■ AIM OF THE TASK ■
Rewrite the material below, changing every "x-tick-label" to "x-axis-label" and leaving everything else untouched.

**** DATASET ****

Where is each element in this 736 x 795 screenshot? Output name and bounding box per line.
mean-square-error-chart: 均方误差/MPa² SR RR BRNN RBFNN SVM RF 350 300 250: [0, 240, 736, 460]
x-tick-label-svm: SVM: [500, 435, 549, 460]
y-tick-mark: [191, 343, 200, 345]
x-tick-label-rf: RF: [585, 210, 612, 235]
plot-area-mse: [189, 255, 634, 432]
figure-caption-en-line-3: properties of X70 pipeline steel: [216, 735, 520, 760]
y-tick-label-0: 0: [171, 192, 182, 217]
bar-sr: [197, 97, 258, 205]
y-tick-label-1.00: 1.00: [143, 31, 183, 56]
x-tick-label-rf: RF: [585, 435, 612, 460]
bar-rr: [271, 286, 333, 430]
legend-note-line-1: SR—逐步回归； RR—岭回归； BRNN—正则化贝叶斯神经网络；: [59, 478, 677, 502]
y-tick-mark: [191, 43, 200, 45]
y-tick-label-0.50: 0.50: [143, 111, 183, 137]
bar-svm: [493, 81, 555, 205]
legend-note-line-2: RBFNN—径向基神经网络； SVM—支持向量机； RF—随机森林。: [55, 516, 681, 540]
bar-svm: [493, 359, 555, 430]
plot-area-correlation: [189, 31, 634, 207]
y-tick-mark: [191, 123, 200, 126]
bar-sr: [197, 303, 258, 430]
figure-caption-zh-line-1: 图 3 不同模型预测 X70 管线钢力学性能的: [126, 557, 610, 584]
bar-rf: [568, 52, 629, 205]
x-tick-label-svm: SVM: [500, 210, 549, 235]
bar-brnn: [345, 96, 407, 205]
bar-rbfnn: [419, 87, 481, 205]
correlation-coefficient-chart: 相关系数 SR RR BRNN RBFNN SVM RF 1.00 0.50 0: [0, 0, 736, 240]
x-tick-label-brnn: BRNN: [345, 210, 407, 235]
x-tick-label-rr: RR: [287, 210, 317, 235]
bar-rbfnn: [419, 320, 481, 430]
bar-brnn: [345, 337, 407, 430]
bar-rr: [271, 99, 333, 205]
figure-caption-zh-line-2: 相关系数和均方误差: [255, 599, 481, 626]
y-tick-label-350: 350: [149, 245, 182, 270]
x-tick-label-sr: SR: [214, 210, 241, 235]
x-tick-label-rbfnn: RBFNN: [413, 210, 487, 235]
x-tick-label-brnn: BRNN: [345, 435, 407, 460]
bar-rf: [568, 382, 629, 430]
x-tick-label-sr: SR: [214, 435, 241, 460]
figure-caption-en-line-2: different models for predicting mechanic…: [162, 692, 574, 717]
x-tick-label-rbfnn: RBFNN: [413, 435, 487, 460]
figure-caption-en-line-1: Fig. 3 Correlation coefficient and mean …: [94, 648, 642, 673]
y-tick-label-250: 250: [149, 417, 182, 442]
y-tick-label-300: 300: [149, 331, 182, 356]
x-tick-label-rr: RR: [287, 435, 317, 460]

****

■ EXERCISE RESULT ■
Where is each element in this 736 x 795 screenshot? Output name and bounding box per line.
mean-square-error-chart: 均方误差/MPa² SR RR BRNN RBFNN SVM RF 350 300 250: [0, 240, 736, 460]
x-axis-label-svm: SVM: [500, 435, 549, 460]
y-tick-mark: [191, 343, 200, 345]
x-axis-label-rf: RF: [585, 210, 612, 235]
plot-area-mse: [189, 255, 634, 432]
figure-caption-en-line-3: properties of X70 pipeline steel: [216, 735, 520, 760]
y-tick-label-0: 0: [171, 192, 182, 217]
bar-sr: [197, 97, 258, 205]
y-tick-label-1.00: 1.00: [143, 31, 183, 56]
x-axis-label-rf: RF: [585, 435, 612, 460]
bar-rr: [271, 286, 333, 430]
legend-note-line-1: SR—逐步回归； RR—岭回归； BRNN—正则化贝叶斯神经网络；: [59, 478, 677, 502]
y-tick-mark: [191, 43, 200, 45]
y-tick-label-0.50: 0.50: [143, 111, 183, 137]
bar-svm: [493, 81, 555, 205]
legend-note-line-2: RBFNN—径向基神经网络； SVM—支持向量机； RF—随机森林。: [55, 516, 681, 540]
bar-svm: [493, 359, 555, 430]
plot-area-correlation: [189, 31, 634, 207]
y-tick-mark: [191, 123, 200, 126]
bar-sr: [197, 303, 258, 430]
figure-caption-zh-line-1: 图 3 不同模型预测 X70 管线钢力学性能的: [126, 557, 610, 584]
bar-rf: [568, 52, 629, 205]
x-axis-label-svm: SVM: [500, 210, 549, 235]
bar-brnn: [345, 96, 407, 205]
bar-rbfnn: [419, 87, 481, 205]
correlation-coefficient-chart: 相关系数 SR RR BRNN RBFNN SVM RF 1.00 0.50 0: [0, 0, 736, 240]
x-axis-label-brnn: BRNN: [345, 210, 407, 235]
x-axis-label-rr: RR: [287, 210, 317, 235]
bar-rbfnn: [419, 320, 481, 430]
bar-brnn: [345, 337, 407, 430]
bar-rr: [271, 99, 333, 205]
figure-caption-zh-line-2: 相关系数和均方误差: [255, 599, 481, 626]
y-tick-label-350: 350: [149, 245, 182, 270]
x-axis-label-sr: SR: [214, 210, 241, 235]
x-axis-label-rbfnn: RBFNN: [413, 210, 487, 235]
x-axis-label-brnn: BRNN: [345, 435, 407, 460]
bar-rf: [568, 382, 629, 430]
x-axis-label-sr: SR: [214, 435, 241, 460]
figure-caption-en-line-2: different models for predicting mechanic…: [162, 692, 574, 717]
x-axis-label-rbfnn: RBFNN: [413, 435, 487, 460]
figure-caption-en-line-1: Fig. 3 Correlation coefficient and mean …: [94, 648, 642, 673]
y-tick-label-250: 250: [149, 417, 182, 442]
y-tick-label-300: 300: [149, 331, 182, 356]
x-axis-label-rr: RR: [287, 435, 317, 460]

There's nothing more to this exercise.